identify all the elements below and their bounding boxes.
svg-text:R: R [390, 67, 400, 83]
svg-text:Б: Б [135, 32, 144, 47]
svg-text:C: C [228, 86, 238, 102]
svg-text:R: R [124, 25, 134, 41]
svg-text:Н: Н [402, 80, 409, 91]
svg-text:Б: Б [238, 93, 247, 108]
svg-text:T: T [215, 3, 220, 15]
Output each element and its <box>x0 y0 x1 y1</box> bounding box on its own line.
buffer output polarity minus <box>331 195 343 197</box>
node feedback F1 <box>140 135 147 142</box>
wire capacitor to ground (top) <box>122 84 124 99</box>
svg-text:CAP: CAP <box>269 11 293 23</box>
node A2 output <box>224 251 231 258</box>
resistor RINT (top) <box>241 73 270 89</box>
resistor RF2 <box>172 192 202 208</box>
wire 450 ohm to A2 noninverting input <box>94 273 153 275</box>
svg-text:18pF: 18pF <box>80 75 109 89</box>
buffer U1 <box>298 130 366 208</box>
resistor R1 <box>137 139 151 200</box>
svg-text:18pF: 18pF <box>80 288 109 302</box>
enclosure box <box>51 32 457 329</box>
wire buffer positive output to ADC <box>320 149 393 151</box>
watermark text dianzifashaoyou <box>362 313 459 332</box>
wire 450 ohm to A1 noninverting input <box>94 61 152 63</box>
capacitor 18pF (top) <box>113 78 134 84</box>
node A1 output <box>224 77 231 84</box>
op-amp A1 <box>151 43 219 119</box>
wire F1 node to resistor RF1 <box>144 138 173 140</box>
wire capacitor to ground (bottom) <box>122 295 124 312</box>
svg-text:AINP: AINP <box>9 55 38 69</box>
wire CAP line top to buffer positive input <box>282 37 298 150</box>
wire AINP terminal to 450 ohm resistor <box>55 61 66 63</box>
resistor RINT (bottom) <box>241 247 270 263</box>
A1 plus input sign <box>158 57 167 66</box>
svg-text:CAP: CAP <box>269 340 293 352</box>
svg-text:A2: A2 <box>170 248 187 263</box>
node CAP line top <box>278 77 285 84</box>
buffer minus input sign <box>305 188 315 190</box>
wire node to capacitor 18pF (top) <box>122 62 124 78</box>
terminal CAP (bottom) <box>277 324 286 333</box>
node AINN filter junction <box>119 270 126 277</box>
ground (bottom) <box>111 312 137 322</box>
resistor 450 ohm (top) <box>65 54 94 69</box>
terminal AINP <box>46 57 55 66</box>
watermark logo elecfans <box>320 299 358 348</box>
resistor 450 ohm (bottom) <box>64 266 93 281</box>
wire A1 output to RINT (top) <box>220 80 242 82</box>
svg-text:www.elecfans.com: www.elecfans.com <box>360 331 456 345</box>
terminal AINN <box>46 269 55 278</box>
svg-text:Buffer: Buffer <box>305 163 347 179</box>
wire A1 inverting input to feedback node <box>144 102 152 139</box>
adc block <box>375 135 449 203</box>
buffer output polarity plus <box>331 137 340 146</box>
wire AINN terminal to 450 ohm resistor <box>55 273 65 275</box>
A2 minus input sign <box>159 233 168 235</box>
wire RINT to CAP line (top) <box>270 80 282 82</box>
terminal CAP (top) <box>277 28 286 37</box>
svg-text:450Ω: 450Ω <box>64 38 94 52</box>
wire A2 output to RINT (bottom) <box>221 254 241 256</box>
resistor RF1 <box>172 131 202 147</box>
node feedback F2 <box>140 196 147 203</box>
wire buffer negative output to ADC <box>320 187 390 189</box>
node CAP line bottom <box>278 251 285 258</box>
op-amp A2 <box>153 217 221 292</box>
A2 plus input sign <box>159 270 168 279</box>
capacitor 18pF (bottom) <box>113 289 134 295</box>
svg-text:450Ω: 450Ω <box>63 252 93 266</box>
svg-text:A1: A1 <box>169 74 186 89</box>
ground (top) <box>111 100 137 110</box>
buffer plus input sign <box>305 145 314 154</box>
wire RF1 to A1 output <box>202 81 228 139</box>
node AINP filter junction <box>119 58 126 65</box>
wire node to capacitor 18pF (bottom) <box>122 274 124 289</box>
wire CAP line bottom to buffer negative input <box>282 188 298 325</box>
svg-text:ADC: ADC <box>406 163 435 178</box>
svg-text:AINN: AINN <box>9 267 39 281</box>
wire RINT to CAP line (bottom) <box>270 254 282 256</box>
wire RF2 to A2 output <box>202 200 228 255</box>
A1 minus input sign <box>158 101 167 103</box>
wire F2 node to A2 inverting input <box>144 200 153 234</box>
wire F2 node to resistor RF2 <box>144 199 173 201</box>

§ **Exercise directions**
Present the data from its first line through the line containing "wire buffer positive", both ends included, as a numbered list, omitting any blank lines.

§ **Written solution**
1. identify all the elements below and their bounding boxes.
2. svg-text:R: R [390, 67, 400, 83]
3. svg-text:Б: Б [135, 32, 144, 47]
4. svg-text:C: C [228, 86, 238, 102]
5. svg-text:R: R [124, 25, 134, 41]
6. svg-text:Н: Н [402, 80, 409, 91]
7. svg-text:Б: Б [238, 93, 247, 108]
8. svg-text:T: T [215, 3, 220, 15]
9. Output each element and its <box>x0 y0 x1 y1</box> bounding box on its own line.
10. buffer output polarity minus <box>331 195 343 197</box>
11. node feedback F1 <box>140 135 147 142</box>
12. wire capacitor to ground (top) <box>122 84 124 99</box>
13. svg-text:CAP: CAP <box>269 11 293 23</box>
14. node A2 output <box>224 251 231 258</box>
15. resistor RINT (top) <box>241 73 270 89</box>
16. resistor RF2 <box>172 192 202 208</box>
17. wire 450 ohm to A2 noninverting input <box>94 273 153 275</box>
18. svg-text:18pF: 18pF <box>80 75 109 89</box>
19. buffer U1 <box>298 130 366 208</box>
20. resistor R1 <box>137 139 151 200</box>
21. svg-text:18pF: 18pF <box>80 288 109 302</box>
22. enclosure box <box>51 32 457 329</box>
23. wire buffer positive output to ADC <box>320 149 393 151</box>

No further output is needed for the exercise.